Section 2.3.Governing Law.

THIS THIRD SUPPLEMENTAL INDENTURE AND THE NOTES, INCLUDING ANY CLAIM OR CONTROVERSY ARISING OUT OF OR RELATING TO THIS THIRD SUPPLEMENTAL INDENTURE OR THE NOTES, SHALL BE GOVERNED BY THE LAWS OF THE STATE OF NEW YORK WITHOUT REGARD TO CONFLICT OF LAW PRINCIPLES THAT WOULD RESULT IN THE APPLICATION OF ANY LAW OTHER THAN THE LAW OF THE STATE OF NEW YORK.

Section 2.4.Severability.

In case any provision in this Third Supplemental Indenture or in the Notes shall be invalid, illegal or unenforceable, the validity, legality and enforceability of the remaining provisions shall not in any way be affected or impaired thereby.

Section 2.5.Counterparts.

This Third Supplemental Indenture may be executed in any number of counterparts and by the parties hereto in separate counterparts, each of which when so executed shall be deemed to be an original and all of which taken together shall constitute one and the same agreement.

---*---

## WORK REQUIRED
Update the indenture excerpt from the words "THIS THIRD SUPPLEMENTAL INDENTURE AND" through the words "OF NEW YORK." by replacing "NEW YORK" with "DELAWARE", and write out that portion. The rows after this point have no connection to the indenture excerpt.

---*---

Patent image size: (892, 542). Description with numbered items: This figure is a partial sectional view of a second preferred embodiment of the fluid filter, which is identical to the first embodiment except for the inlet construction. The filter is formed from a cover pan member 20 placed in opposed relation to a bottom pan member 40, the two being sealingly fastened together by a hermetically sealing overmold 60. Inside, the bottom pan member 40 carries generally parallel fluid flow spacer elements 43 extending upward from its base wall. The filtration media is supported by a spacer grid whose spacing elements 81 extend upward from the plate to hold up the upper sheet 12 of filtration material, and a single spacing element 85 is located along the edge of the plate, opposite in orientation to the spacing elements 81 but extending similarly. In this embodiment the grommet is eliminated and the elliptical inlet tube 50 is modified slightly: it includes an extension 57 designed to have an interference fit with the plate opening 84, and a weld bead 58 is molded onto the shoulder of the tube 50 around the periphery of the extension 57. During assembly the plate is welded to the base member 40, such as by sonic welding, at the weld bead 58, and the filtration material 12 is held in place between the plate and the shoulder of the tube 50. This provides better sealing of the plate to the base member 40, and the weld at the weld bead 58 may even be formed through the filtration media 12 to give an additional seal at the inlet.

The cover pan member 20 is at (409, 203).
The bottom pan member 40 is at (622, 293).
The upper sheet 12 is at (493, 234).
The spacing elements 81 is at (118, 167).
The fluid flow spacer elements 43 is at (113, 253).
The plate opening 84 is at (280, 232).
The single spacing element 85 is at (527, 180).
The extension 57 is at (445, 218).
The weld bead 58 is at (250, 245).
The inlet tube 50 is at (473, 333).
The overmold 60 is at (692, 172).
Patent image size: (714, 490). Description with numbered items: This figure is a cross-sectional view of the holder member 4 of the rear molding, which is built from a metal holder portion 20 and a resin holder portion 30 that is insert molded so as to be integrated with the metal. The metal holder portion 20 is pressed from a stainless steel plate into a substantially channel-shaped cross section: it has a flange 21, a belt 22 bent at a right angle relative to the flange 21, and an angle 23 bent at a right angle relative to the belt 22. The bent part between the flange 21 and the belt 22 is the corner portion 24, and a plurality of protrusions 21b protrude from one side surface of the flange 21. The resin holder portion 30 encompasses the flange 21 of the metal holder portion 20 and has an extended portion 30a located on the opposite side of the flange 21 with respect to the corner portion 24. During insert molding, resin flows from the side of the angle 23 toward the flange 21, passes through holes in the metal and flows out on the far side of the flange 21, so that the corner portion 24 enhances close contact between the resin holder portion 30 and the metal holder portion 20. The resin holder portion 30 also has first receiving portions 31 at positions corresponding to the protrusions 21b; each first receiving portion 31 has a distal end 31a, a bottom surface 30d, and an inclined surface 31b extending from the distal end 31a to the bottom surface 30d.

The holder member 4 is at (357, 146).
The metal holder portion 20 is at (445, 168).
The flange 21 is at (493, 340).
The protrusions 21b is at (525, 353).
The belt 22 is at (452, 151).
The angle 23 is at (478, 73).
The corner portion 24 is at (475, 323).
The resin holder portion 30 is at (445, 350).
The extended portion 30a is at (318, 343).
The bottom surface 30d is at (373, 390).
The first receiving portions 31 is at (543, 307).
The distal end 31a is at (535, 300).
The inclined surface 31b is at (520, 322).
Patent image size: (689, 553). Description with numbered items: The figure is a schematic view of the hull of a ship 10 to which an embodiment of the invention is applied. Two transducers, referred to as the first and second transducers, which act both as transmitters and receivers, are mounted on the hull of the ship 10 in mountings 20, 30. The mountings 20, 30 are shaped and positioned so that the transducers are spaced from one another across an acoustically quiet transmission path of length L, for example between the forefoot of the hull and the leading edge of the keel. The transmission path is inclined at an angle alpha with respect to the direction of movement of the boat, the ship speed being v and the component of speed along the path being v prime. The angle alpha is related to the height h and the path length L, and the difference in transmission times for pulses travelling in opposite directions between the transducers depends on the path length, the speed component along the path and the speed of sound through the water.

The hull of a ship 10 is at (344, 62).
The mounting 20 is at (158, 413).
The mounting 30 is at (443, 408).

---*---

## TASK OUTPUT
THIS THIRD SUPPLEMENTAL INDENTURE AND THE NOTES, INCLUDING ANY CLAIM OR CONTROVERSY ARISING OUT OF OR RELATING TO THIS THIRD SUPPLEMENTAL INDENTURE OR THE NOTES, SHALL BE GOVERNED BY THE LAWS OF THE STATE OF DELAWARE WITHOUT REGARD TO CONFLICT OF LAW PRINCIPLES THAT WOULD RESULT IN THE APPLICATION OF ANY LAW OTHER THAN THE LAW OF THE STATE OF DELAWARE.